§ WORK TO COMPLETE
Sort through the entries below and pull out lines containing the word "Unicast".

Dataset entries
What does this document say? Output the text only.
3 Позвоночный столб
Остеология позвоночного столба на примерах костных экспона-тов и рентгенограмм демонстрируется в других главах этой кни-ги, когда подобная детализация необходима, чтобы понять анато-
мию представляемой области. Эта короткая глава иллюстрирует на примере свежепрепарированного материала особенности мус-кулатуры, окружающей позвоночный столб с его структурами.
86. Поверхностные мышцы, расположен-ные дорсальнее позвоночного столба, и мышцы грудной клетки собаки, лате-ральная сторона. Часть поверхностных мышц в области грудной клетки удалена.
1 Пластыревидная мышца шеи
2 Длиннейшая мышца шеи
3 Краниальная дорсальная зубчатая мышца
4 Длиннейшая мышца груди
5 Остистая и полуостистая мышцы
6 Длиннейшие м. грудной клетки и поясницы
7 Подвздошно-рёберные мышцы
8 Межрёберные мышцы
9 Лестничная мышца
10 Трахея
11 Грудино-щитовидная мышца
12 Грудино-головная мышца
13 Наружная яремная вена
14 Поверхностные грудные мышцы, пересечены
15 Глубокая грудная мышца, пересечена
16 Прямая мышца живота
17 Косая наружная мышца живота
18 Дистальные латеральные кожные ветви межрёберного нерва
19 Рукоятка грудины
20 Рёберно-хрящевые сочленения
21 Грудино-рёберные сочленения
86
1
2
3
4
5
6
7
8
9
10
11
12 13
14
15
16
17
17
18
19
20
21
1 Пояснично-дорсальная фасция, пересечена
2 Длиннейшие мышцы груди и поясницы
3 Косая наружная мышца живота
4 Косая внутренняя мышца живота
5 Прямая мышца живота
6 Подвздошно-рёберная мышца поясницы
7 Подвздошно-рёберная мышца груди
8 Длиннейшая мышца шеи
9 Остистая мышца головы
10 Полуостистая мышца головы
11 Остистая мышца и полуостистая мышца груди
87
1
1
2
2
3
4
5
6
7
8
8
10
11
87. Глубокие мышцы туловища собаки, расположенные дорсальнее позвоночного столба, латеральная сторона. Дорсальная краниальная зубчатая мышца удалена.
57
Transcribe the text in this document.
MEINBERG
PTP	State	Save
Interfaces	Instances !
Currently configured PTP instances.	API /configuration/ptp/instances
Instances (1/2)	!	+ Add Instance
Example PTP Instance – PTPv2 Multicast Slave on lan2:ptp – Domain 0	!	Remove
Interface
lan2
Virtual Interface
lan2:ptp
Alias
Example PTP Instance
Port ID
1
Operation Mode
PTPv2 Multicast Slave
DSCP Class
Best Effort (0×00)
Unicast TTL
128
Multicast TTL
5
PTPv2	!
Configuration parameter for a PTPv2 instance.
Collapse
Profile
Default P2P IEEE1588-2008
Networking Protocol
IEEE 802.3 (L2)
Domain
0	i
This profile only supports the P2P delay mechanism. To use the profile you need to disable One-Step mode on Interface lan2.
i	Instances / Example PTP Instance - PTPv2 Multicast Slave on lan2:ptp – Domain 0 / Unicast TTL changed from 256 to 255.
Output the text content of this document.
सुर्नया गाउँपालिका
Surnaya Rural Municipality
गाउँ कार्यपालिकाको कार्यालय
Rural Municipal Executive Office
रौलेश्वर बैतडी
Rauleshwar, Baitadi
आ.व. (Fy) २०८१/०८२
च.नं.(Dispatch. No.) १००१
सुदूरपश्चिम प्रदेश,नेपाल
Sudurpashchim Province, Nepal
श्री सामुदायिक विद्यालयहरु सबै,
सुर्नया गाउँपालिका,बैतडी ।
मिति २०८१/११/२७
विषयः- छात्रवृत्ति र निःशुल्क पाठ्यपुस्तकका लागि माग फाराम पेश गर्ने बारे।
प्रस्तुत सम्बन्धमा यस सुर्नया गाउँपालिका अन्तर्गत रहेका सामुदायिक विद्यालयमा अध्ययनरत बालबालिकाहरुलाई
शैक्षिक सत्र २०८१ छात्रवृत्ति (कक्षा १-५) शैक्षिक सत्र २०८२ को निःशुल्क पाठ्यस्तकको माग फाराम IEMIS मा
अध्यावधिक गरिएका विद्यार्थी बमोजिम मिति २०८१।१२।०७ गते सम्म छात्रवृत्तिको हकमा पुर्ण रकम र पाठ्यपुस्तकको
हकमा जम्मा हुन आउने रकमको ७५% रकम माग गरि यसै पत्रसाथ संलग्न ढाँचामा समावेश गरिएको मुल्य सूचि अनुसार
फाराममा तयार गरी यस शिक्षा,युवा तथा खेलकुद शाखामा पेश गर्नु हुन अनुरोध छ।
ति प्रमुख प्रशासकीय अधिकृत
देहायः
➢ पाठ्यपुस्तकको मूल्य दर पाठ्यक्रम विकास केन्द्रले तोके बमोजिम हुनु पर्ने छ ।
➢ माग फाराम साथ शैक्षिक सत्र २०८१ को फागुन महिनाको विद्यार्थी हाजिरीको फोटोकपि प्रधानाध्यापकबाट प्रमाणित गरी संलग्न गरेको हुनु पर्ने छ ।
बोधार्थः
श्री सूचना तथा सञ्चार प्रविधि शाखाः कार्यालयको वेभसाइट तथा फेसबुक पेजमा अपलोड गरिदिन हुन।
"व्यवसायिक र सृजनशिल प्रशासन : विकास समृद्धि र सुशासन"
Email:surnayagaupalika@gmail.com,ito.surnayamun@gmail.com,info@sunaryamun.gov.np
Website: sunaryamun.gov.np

§ TASK SOLUTION
Unicast TTL
i	Instances / Example PTP Instance - PTPv2 Multicast Slave on lan2:ptp – Domain 0 / Unicast TTL changed from 256 to 255.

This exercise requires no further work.